**AIM:**
Below is a set of records. Repeat all of them exactly.

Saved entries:
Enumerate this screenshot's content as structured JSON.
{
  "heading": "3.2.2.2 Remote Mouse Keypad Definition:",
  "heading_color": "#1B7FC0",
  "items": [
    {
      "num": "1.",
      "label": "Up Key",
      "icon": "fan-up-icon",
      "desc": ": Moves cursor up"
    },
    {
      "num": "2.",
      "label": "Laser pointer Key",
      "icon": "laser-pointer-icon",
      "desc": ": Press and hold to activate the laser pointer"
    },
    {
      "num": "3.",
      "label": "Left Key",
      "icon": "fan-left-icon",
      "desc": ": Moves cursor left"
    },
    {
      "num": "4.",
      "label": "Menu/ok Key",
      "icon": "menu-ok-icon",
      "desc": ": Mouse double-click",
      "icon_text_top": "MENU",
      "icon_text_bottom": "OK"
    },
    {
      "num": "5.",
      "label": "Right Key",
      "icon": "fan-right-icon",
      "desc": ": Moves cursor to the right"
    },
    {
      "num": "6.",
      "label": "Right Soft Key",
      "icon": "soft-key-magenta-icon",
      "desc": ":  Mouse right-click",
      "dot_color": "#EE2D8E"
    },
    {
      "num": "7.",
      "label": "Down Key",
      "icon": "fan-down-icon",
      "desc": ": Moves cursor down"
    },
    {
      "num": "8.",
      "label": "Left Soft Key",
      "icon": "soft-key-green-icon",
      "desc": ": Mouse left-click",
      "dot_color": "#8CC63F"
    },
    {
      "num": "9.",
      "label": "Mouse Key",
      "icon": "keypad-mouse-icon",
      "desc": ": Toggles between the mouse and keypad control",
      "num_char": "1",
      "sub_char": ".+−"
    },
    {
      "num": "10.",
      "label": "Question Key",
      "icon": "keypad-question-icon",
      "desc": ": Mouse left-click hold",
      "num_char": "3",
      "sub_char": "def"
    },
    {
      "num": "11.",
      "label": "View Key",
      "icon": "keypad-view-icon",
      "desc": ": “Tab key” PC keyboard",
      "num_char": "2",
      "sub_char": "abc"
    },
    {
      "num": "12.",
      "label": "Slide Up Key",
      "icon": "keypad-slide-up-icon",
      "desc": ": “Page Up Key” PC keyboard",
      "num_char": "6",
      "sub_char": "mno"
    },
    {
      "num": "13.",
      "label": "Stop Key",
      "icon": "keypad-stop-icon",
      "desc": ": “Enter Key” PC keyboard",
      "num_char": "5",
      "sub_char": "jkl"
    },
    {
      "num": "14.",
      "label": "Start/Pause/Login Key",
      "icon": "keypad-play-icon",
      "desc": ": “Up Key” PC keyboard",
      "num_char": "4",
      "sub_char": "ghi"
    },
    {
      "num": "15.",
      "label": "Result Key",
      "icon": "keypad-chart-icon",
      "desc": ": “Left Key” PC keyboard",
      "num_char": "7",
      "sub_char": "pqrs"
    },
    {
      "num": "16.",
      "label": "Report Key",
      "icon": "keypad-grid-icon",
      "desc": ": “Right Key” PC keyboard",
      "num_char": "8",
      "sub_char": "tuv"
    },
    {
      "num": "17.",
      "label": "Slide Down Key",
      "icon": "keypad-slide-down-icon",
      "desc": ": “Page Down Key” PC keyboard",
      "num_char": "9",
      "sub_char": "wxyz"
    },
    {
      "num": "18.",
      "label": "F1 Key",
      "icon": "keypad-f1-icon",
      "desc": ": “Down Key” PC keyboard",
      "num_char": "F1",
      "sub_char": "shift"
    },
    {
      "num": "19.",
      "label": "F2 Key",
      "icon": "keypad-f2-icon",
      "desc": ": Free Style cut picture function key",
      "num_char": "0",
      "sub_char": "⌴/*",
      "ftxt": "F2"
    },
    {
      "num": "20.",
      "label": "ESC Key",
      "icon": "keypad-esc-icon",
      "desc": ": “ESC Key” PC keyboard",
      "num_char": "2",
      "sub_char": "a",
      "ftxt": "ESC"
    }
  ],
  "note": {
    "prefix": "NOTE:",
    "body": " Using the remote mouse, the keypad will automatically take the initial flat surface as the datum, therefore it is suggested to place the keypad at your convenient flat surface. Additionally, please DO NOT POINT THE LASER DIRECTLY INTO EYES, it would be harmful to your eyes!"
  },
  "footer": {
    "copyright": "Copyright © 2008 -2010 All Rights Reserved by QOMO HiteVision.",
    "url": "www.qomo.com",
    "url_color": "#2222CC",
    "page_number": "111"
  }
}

**FINISHED TASK:**
Enumerate this screenshot's content as structured JSON.
{
  "heading": "3.2.2.2 Remote Mouse Keypad Definition:",
  "heading_color": "#1B7FC0",
  "items": [
    {
      "num": "1.",
      "label": "Up Key",
      "icon": "fan-up-icon",
      "desc": ": Moves cursor up"
    },
    {
      "num": "2.",
      "label": "Laser pointer Key",
      "icon": "laser-pointer-icon",
      "desc": ": Press and hold to activate the laser pointer"
    },
    {
      "num": "3.",
      "label": "Left Key",
      "icon": "fan-left-icon",
      "desc": ": Moves cursor left"
    },
    {
      "num": "4.",
      "label": "Menu/ok Key",
      "icon": "menu-ok-icon",
      "desc": ": Mouse double-click",
      "icon_text_top": "MENU",
      "icon_text_bottom": "OK"
    },
    {
      "num": "5.",
      "label": "Right Key",
      "icon": "fan-right-icon",
      "desc": ": Moves cursor to the right"
    },
    {
      "num": "6.",
      "label": "Right Soft Key",
      "icon": "soft-key-magenta-icon",
      "desc": ":  Mouse right-click",
      "dot_color": "#EE2D8E"
    },
    {
      "num": "7.",
      "label": "Down Key",
      "icon": "fan-down-icon",
      "desc": ": Moves cursor down"
    },
    {
      "num": "8.",
      "label": "Left Soft Key",
      "icon": "soft-key-green-icon",
      "desc": ": Mouse left-click",
      "dot_color": "#8CC63F"
    },
    {
      "num": "9.",
      "label": "Mouse Key",
      "icon": "keypad-mouse-icon",
      "desc": ": Toggles between the mouse and keypad control",
      "num_char": "1",
      "sub_char": ".+−"
    },
    {
      "num": "10.",
      "label": "Question Key",
      "icon": "keypad-question-icon",
      "desc": ": Mouse left-click hold",
      "num_char": "3",
      "sub_char": "def"
    },
    {
      "num": "11.",
      "label": "View Key",
      "icon": "keypad-view-icon",
      "desc": ": “Tab key” PC keyboard",
      "num_char": "2",
      "sub_char": "abc"
    },
    {
      "num": "12.",
      "label": "Slide Up Key",
      "icon": "keypad-slide-up-icon",
      "desc": ": “Page Up Key” PC keyboard",
      "num_char": "6",
      "sub_char": "mno"
    },
    {
      "num": "13.",
      "label": "Stop Key",
      "icon": "keypad-stop-icon",
      "desc": ": “Enter Key” PC keyboard",
      "num_char": "5",
      "sub_char": "jkl"
    },
    {
      "num": "14.",
      "label": "Start/Pause/Login Key",
      "icon": "keypad-play-icon",
      "desc": ": “Up Key” PC keyboard",
      "num_char": "4",
      "sub_char": "ghi"
    },
    {
      "num": "15.",
      "label": "Result Key",
      "icon": "keypad-chart-icon",
      "desc": ": “Left Key” PC keyboard",
      "num_char": "7",
      "sub_char": "pqrs"
    },
    {
      "num": "16.",
      "label": "Report Key",
      "icon": "keypad-grid-icon",
      "desc": ": “Right Key” PC keyboard",
      "num_char": "8",
      "sub_char": "tuv"
    },
    {
      "num": "17.",
      "label": "Slide Down Key",
      "icon": "keypad-slide-down-icon",
      "desc": ": “Page Down Key” PC keyboard",
      "num_char": "9",
      "sub_char": "wxyz"
    },
    {
      "num": "18.",
      "label": "F1 Key",
      "icon": "keypad-f1-icon",
      "desc": ": “Down Key” PC keyboard",
      "num_char": "F1",
      "sub_char": "shift"
    },
    {
      "num": "19.",
      "label": "F2 Key",
      "icon": "keypad-f2-icon",
      "desc": ": Free Style cut picture function key",
      "num_char": "0",
      "sub_char": "⌴/*",
      "ftxt": "F2"
    },
    {
      "num": "20.",
      "label": "ESC Key",
      "icon": "keypad-esc-icon",
      "desc": ": “ESC Key” PC keyboard",
      "num_char": "2",
      "sub_char": "a",
      "ftxt": "ESC"
    }
  ],
  "note": {
    "prefix": "NOTE:",
    "body": " Using the remote mouse, the keypad will automatically take the initial flat surface as the datum, therefore it is suggested to place the keypad at your convenient flat surface. Additionally, please DO NOT POINT THE LASER DIRECTLY INTO EYES, it would be harmful to your eyes!"
  },
  "footer": {
    "copyright": "Copyright © 2008 -2010 All Rights Reserved by QOMO HiteVision.",
    "url": "www.qomo.com",
    "url_color": "#2222CC",
    "page_number": "111"
  }
}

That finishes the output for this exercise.